▶ _Job_
Copy all the material below, exactly as it stands.
-- BEGIN --
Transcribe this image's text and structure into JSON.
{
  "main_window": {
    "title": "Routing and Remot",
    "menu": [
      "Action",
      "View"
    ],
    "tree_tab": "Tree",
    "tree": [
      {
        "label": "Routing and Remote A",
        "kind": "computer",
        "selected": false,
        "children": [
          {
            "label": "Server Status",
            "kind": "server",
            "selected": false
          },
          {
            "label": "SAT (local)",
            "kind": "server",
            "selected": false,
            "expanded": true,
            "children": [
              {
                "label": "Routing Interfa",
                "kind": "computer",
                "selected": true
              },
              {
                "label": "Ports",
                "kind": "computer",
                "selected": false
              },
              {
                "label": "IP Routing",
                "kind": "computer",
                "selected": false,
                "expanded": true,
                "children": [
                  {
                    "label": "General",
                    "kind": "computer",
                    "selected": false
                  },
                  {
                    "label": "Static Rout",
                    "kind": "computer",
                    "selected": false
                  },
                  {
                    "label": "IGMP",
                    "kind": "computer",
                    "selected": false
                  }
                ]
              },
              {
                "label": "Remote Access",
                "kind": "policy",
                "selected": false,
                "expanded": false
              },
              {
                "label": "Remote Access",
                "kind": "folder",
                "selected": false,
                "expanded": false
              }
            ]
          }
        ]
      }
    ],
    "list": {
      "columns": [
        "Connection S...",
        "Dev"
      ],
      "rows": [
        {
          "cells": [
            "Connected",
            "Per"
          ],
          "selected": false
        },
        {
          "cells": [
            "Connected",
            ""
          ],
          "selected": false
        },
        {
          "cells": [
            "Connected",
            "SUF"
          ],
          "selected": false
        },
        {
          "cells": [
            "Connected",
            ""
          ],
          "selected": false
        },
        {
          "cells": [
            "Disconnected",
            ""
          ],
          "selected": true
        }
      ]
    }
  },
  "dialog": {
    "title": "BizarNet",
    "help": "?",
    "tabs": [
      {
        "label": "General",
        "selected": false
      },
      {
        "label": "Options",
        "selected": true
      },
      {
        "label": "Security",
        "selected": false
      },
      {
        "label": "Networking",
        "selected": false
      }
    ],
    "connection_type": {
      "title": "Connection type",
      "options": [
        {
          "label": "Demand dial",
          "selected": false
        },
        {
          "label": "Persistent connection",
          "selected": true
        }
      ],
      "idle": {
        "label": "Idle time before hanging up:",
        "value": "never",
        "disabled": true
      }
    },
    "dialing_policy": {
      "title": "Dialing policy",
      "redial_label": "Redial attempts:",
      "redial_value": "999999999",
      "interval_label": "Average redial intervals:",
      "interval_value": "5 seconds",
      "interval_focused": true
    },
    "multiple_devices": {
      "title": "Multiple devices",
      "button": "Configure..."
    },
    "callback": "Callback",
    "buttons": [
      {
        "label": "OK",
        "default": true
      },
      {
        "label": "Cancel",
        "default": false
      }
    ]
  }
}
-- END --
▶ _Result below_
Transcribe this image's text and structure into JSON.
{
  "main_window": {
    "title": "Routing and Remot",
    "menu": [
      "Action",
      "View"
    ],
    "tree_tab": "Tree",
    "tree": [
      {
        "label": "Routing and Remote A",
        "kind": "computer",
        "selected": false,
        "children": [
          {
            "label": "Server Status",
            "kind": "server",
            "selected": false
          },
          {
            "label": "SAT (local)",
            "kind": "server",
            "selected": false,
            "expanded": true,
            "children": [
              {
                "label": "Routing Interfa",
                "kind": "computer",
                "selected": true
              },
              {
                "label": "Ports",
                "kind": "computer",
                "selected": false
              },
              {
                "label": "IP Routing",
                "kind": "computer",
                "selected": false,
                "expanded": true,
                "children": [
                  {
                    "label": "General",
                    "kind": "computer",
                    "selected": false
                  },
                  {
                    "label": "Static Rout",
                    "kind": "computer",
                    "selected": false
                  },
                  {
                    "label": "IGMP",
                    "kind": "computer",
                    "selected": false
                  }
                ]
              },
              {
                "label": "Remote Access",
                "kind": "policy",
                "selected": false,
                "expanded": false
              },
              {
                "label": "Remote Access",
                "kind": "folder",
                "selected": false,
                "expanded": false
              }
            ]
          }
        ]
      }
    ],
    "list": {
      "columns": [
        "Connection S...",
        "Dev"
      ],
      "rows": [
        {
          "cells": [
            "Connected",
            "Per"
          ],
          "selected": false
        },
        {
          "cells": [
            "Connected",
            ""
          ],
          "selected": false
        },
        {
          "cells": [
            "Connected",
            "SUF"
          ],
          "selected": false
        },
        {
          "cells": [
            "Connected",
            ""
          ],
          "selected": false
        },
        {
          "cells": [
            "Disconnected",
            ""
          ],
          "selected": true
        }
      ]
    }
  },
  "dialog": {
    "title": "BizarNet",
    "help": "?",
    "tabs": [
      {
        "label": "General",
        "selected": false
      },
      {
        "label": "Options",
        "selected": true
      },
      {
        "label": "Security",
        "selected": false
      },
      {
        "label": "Networking",
        "selected": false
      }
    ],
    "connection_type": {
      "title": "Connection type",
      "options": [
        {
          "label": "Demand dial",
          "selected": false
        },
        {
          "label": "Persistent connection",
          "selected": true
        }
      ],
      "idle": {
        "label": "Idle time before hanging up:",
        "value": "never",
        "disabled": true
      }
    },
    "dialing_policy": {
      "title": "Dialing policy",
      "redial_label": "Redial attempts:",
      "redial_value": "999999999",
      "interval_label": "Average redial intervals:",
      "interval_value": "5 seconds",
      "interval_focused": true
    },
    "multiple_devices": {
      "title": "Multiple devices",
      "button": "Configure..."
    },
    "callback": "Callback",
    "buttons": [
      {
        "label": "OK",
        "default": true
      },
      {
        "label": "Cancel",
        "default": false
      }
    ]
  }
}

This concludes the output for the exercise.